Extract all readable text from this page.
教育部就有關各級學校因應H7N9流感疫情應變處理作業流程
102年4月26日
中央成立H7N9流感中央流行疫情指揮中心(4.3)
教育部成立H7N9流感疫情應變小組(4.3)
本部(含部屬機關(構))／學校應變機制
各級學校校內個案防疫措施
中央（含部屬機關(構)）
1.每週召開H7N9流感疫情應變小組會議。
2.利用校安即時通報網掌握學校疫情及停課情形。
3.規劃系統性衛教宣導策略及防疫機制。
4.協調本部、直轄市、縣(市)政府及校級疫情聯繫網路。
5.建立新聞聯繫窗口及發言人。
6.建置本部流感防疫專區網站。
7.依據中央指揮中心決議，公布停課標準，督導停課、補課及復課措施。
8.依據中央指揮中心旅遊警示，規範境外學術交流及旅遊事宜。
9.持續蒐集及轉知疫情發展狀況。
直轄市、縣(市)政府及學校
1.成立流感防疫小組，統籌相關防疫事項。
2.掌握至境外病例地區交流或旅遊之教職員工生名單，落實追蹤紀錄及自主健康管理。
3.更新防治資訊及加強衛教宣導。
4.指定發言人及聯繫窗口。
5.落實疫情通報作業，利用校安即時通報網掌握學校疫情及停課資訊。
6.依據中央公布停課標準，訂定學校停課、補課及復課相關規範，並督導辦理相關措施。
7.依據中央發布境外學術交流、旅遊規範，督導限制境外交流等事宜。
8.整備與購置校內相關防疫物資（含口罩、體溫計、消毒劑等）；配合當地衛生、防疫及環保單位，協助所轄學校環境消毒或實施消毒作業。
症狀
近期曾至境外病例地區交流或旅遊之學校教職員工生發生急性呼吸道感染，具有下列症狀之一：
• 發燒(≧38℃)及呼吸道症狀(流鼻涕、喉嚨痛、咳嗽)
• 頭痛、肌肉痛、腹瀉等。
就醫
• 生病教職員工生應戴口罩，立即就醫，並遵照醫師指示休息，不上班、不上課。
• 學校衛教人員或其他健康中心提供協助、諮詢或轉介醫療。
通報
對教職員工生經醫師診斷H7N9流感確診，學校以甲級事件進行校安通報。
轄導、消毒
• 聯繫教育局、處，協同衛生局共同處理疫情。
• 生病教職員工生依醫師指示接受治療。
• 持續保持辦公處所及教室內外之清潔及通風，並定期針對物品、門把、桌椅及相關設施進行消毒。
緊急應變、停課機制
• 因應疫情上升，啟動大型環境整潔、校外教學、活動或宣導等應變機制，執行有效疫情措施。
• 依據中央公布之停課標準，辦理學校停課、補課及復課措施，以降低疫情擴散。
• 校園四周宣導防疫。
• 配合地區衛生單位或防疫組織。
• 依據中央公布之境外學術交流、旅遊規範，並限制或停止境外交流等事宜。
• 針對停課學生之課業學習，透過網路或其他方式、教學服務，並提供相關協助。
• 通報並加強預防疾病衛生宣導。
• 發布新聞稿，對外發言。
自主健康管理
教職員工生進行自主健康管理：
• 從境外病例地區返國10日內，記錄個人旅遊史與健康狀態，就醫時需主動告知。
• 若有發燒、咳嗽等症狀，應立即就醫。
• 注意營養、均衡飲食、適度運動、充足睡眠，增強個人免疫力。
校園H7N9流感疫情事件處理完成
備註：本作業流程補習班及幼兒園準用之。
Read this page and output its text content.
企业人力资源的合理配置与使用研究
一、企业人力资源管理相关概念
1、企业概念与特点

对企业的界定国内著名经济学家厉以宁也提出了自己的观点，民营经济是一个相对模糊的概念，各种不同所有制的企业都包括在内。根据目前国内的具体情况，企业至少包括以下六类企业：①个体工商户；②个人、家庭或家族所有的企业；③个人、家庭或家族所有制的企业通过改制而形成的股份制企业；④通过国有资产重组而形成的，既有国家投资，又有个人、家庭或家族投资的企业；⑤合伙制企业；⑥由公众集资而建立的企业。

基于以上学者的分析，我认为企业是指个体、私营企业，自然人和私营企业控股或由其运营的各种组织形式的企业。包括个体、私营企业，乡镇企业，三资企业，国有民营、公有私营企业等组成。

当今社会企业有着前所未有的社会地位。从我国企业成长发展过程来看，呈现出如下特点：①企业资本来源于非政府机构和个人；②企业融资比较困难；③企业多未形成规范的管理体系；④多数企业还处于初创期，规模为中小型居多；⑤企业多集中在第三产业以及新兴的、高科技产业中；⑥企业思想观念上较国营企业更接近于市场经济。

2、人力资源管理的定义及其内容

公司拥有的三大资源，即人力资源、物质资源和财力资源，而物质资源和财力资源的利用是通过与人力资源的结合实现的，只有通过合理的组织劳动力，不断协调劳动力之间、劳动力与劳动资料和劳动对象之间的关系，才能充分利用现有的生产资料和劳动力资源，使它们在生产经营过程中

-- WHAT IS BEING ASKED --
Every record shown above should be written out again exactly.

-- TASK RESPONSE --
Extract all readable text from this page.
教育部就有關各級學校因應H7N9流感疫情應變處理作業流程
102年4月26日
中央成立H7N9流感中央流行疫情指揮中心(4.3)
教育部成立H7N9流感疫情應變小組(4.3)
本部(含部屬機關(構))／學校應變機制
各級學校校內個案防疫措施
中央（含部屬機關(構)）
1.每週召開H7N9流感疫情應變小組會議。
2.利用校安即時通報網掌握學校疫情及停課情形。
3.規劃系統性衛教宣導策略及防疫機制。
4.協調本部、直轄市、縣(市)政府及校級疫情聯繫網路。
5.建立新聞聯繫窗口及發言人。
6.建置本部流感防疫專區網站。
7.依據中央指揮中心決議，公布停課標準，督導停課、補課及復課措施。
8.依據中央指揮中心旅遊警示，規範境外學術交流及旅遊事宜。
9.持續蒐集及轉知疫情發展狀況。
直轄市、縣(市)政府及學校
1.成立流感防疫小組，統籌相關防疫事項。
2.掌握至境外病例地區交流或旅遊之教職員工生名單，落實追蹤紀錄及自主健康管理。
3.更新防治資訊及加強衛教宣導。
4.指定發言人及聯繫窗口。
5.落實疫情通報作業，利用校安即時通報網掌握學校疫情及停課資訊。
6.依據中央公布停課標準，訂定學校停課、補課及復課相關規範，並督導辦理相關措施。
7.依據中央發布境外學術交流、旅遊規範，督導限制境外交流等事宜。
8.整備與購置校內相關防疫物資（含口罩、體溫計、消毒劑等）；配合當地衛生、防疫及環保單位，協助所轄學校環境消毒或實施消毒作業。
症狀
近期曾至境外病例地區交流或旅遊之學校教職員工生發生急性呼吸道感染，具有下列症狀之一：
• 發燒(≧38℃)及呼吸道症狀(流鼻涕、喉嚨痛、咳嗽)
• 頭痛、肌肉痛、腹瀉等。
就醫
• 生病教職員工生應戴口罩，立即就醫，並遵照醫師指示休息，不上班、不上課。
• 學校衛教人員或其他健康中心提供協助、諮詢或轉介醫療。
通報
對教職員工生經醫師診斷H7N9流感確診，學校以甲級事件進行校安通報。
轄導、消毒
• 聯繫教育局、處，協同衛生局共同處理疫情。
• 生病教職員工生依醫師指示接受治療。
• 持續保持辦公處所及教室內外之清潔及通風，並定期針對物品、門把、桌椅及相關設施進行消毒。
緊急應變、停課機制
• 因應疫情上升，啟動大型環境整潔、校外教學、活動或宣導等應變機制，執行有效疫情措施。
• 依據中央公布之停課標準，辦理學校停課、補課及復課措施，以降低疫情擴散。
• 校園四周宣導防疫。
• 配合地區衛生單位或防疫組織。
• 依據中央公布之境外學術交流、旅遊規範，並限制或停止境外交流等事宜。
• 針對停課學生之課業學習，透過網路或其他方式、教學服務，並提供相關協助。
• 通報並加強預防疾病衛生宣導。
• 發布新聞稿，對外發言。
自主健康管理
教職員工生進行自主健康管理：
• 從境外病例地區返國10日內，記錄個人旅遊史與健康狀態，就醫時需主動告知。
• 若有發燒、咳嗽等症狀，應立即就醫。
• 注意營養、均衡飲食、適度運動、充足睡眠，增強個人免疫力。
校園H7N9流感疫情事件處理完成
備註：本作業流程補習班及幼兒園準用之。
Read this page and output its text content.
企业人力资源的合理配置与使用研究
一、企业人力资源管理相关概念
1、企业概念与特点

对企业的界定国内著名经济学家厉以宁也提出了自己的观点，民营经济是一个相对模糊的概念，各种不同所有制的企业都包括在内。根据目前国内的具体情况，企业至少包括以下六类企业：①个体工商户；②个人、家庭或家族所有的企业；③个人、家庭或家族所有制的企业通过改制而形成的股份制企业；④通过国有资产重组而形成的，既有国家投资，又有个人、家庭或家族投资的企业；⑤合伙制企业；⑥由公众集资而建立的企业。

基于以上学者的分析，我认为企业是指个体、私营企业，自然人和私营企业控股或由其运营的各种组织形式的企业。包括个体、私营企业，乡镇企业，三资企业，国有民营、公有私营企业等组成。

当今社会企业有着前所未有的社会地位。从我国企业成长发展过程来看，呈现出如下特点：①企业资本来源于非政府机构和个人；②企业融资比较困难；③企业多未形成规范的管理体系；④多数企业还处于初创期，规模为中小型居多；⑤企业多集中在第三产业以及新兴的、高科技产业中；⑥企业思想观念上较国营企业更接近于市场经济。

2、人力资源管理的定义及其内容

公司拥有的三大资源，即人力资源、物质资源和财力资源，而物质资源和财力资源的利用是通过与人力资源的结合实现的，只有通过合理的组织劳动力，不断协调劳动力之间、劳动力与劳动资料和劳动对象之间的关系，才能充分利用现有的生产资料和劳动力资源，使它们在生产经营过程中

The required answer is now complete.